***** Available records
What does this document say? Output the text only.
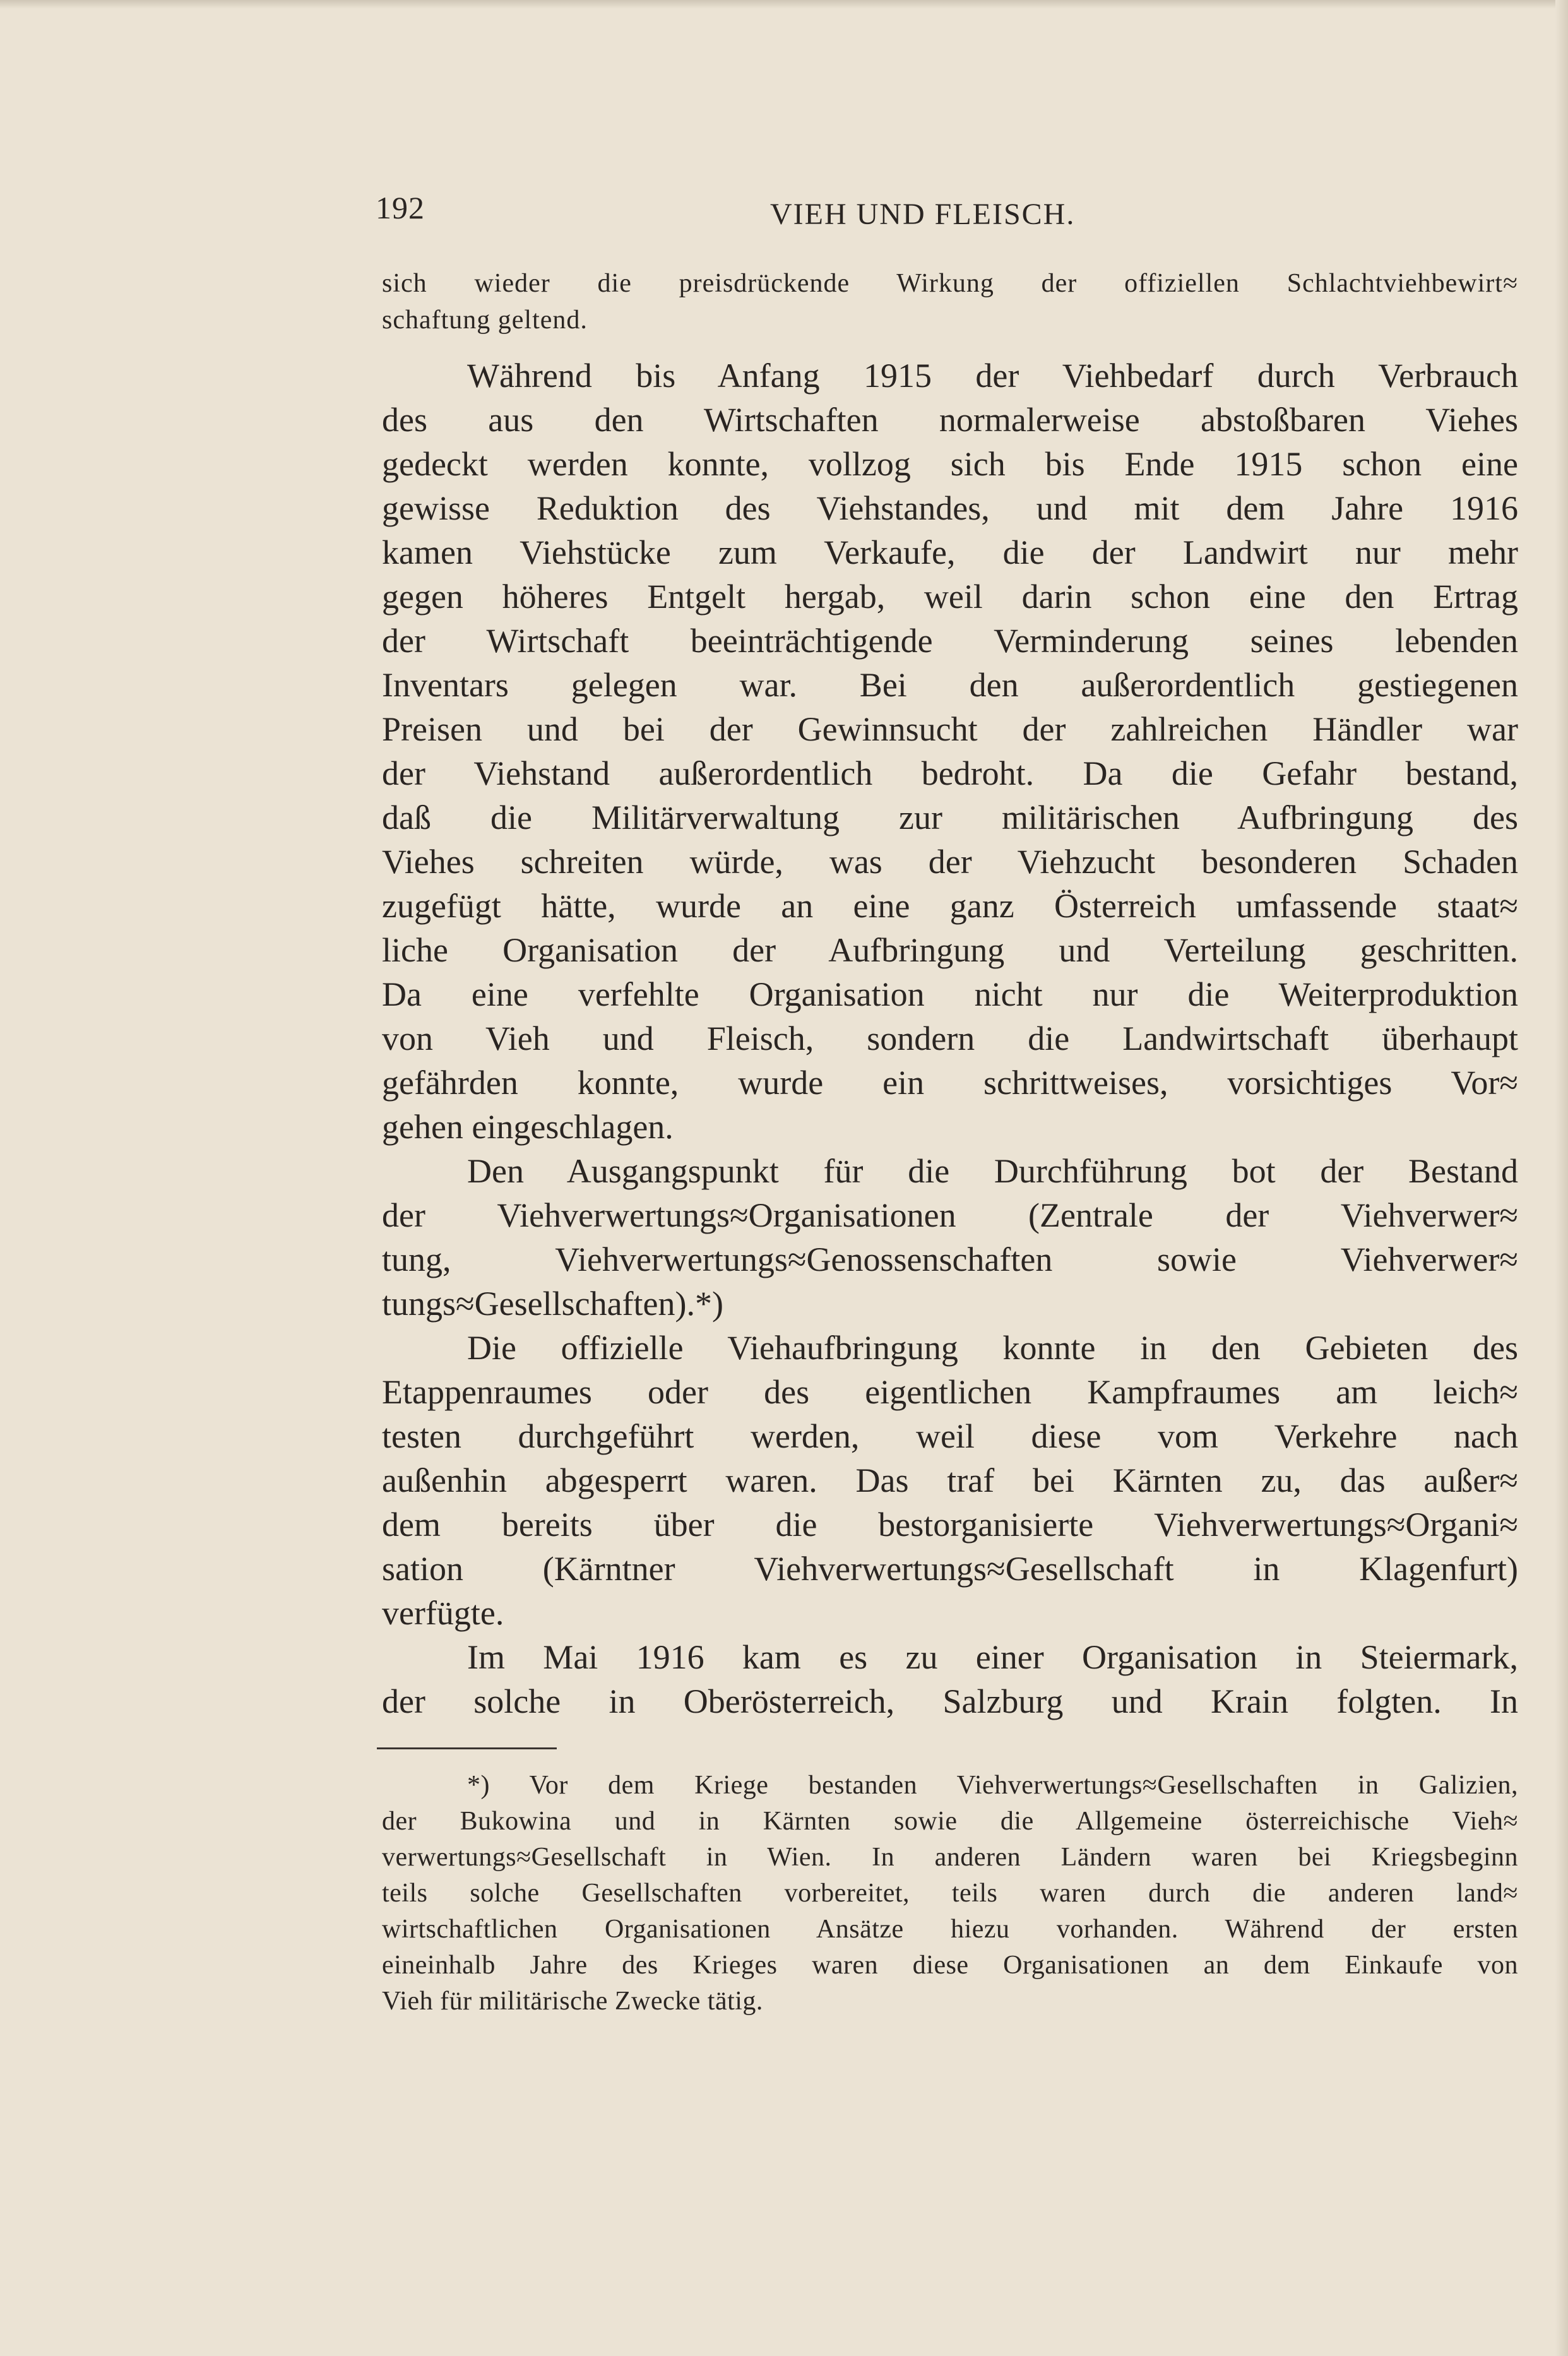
192	VIEH UND FLEISCH.
sich wieder die preisdrückende Wirkung der offiziellen Schlachtviehbewirt≈
schaftung geltend.
Während bis Anfang 1915 der Viehbedarf durch Verbrauch
des aus den Wirtschaften normalerweise abstoßbaren Viehes
gedeckt werden konnte, vollzog sich bis Ende 1915 schon eine
gewisse Reduktion des Viehstandes, und mit dem Jahre 1916
kamen Viehstücke zum Verkaufe, die der Landwirt nur mehr
gegen höheres Entgelt hergab, weil darin schon eine den Ertrag
der Wirtschaft beeinträchtigende Verminderung seines lebenden
Inventars gelegen war. Bei den außerordentlich gestiegenen
Preisen und bei der Gewinnsucht der zahlreichen Händler war
der Viehstand außerordentlich bedroht. Da die Gefahr bestand,
daß die Militärverwaltung zur militärischen Aufbringung des
Viehes schreiten würde, was der Viehzucht besonderen Schaden
zugefügt hätte, wurde an eine ganz Österreich umfassende staat≈
liche Organisation der Aufbringung und Verteilung geschritten.
Da eine verfehlte Organisation nicht nur die Weiterproduktion
von Vieh und Fleisch, sondern die Landwirtschaft überhaupt
gefährden konnte, wurde ein schrittweises, vorsichtiges Vor≈
gehen eingeschlagen.
Den Ausgangspunkt für die Durchführung bot der Bestand
der Viehverwertungs≈Organisationen (Zentrale der Viehverwer≈
tung, Viehverwertungs≈Genossenschaften sowie Viehverwer≈
tungs≈Gesellschaften).*)
Die offizielle Viehaufbringung konnte in den Gebieten des
Etappenraumes oder des eigentlichen Kampfraumes am leich≈
testen durchgeführt werden, weil diese vom Verkehre nach
außenhin abgesperrt waren. Das traf bei Kärnten zu, das außer≈
dem bereits über die bestorganisierte Viehverwertungs≈Organi≈
sation (Kärntner Viehverwertungs≈Gesellschaft in Klagenfurt)
verfügte.
Im Mai 1916 kam es zu einer Organisation in Steiermark,
der solche in Oberösterreich, Salzburg und Krain folgten. In
*) Vor dem Kriege bestanden Viehverwertungs≈Gesellschaften in Galizien,
der Bukowina und in Kärnten sowie die Allgemeine österreichische Vieh≈
verwertungs≈Gesellschaft in Wien. In anderen Ländern waren bei Kriegsbeginn
teils solche Gesellschaften vorbereitet, teils waren durch die anderen land≈
wirtschaftlichen Organisationen Ansätze hiezu vorhanden. Während der ersten
eineinhalb Jahre des Krieges waren diese Organisationen an dem Einkaufe von
Vieh für militärische Zwecke tätig.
**********
Required work => The entries above are to be returned exactly, without their pictures.

Complete response =>
What does this document say? Output the text only.
192	VIEH UND FLEISCH.
sich wieder die preisdrückende Wirkung der offiziellen Schlachtviehbewirt≈
schaftung geltend.
Während bis Anfang 1915 der Viehbedarf durch Verbrauch
des aus den Wirtschaften normalerweise abstoßbaren Viehes
gedeckt werden konnte, vollzog sich bis Ende 1915 schon eine
gewisse Reduktion des Viehstandes, und mit dem Jahre 1916
kamen Viehstücke zum Verkaufe, die der Landwirt nur mehr
gegen höheres Entgelt hergab, weil darin schon eine den Ertrag
der Wirtschaft beeinträchtigende Verminderung seines lebenden
Inventars gelegen war. Bei den außerordentlich gestiegenen
Preisen und bei der Gewinnsucht der zahlreichen Händler war
der Viehstand außerordentlich bedroht. Da die Gefahr bestand,
daß die Militärverwaltung zur militärischen Aufbringung des
Viehes schreiten würde, was der Viehzucht besonderen Schaden
zugefügt hätte, wurde an eine ganz Österreich umfassende staat≈
liche Organisation der Aufbringung und Verteilung geschritten.
Da eine verfehlte Organisation nicht nur die Weiterproduktion
von Vieh und Fleisch, sondern die Landwirtschaft überhaupt
gefährden konnte, wurde ein schrittweises, vorsichtiges Vor≈
gehen eingeschlagen.
Den Ausgangspunkt für die Durchführung bot der Bestand
der Viehverwertungs≈Organisationen (Zentrale der Viehverwer≈
tung, Viehverwertungs≈Genossenschaften sowie Viehverwer≈
tungs≈Gesellschaften).*)
Die offizielle Viehaufbringung konnte in den Gebieten des
Etappenraumes oder des eigentlichen Kampfraumes am leich≈
testen durchgeführt werden, weil diese vom Verkehre nach
außenhin abgesperrt waren. Das traf bei Kärnten zu, das außer≈
dem bereits über die bestorganisierte Viehverwertungs≈Organi≈
sation (Kärntner Viehverwertungs≈Gesellschaft in Klagenfurt)
verfügte.
Im Mai 1916 kam es zu einer Organisation in Steiermark,
der solche in Oberösterreich, Salzburg und Krain folgten. In
*) Vor dem Kriege bestanden Viehverwertungs≈Gesellschaften in Galizien,
der Bukowina und in Kärnten sowie die Allgemeine österreichische Vieh≈
verwertungs≈Gesellschaft in Wien. In anderen Ländern waren bei Kriegsbeginn
teils solche Gesellschaften vorbereitet, teils waren durch die anderen land≈
wirtschaftlichen Organisationen Ansätze hiezu vorhanden. Während der ersten
eineinhalb Jahre des Krieges waren diese Organisationen an dem Einkaufe von
Vieh für militärische Zwecke tätig.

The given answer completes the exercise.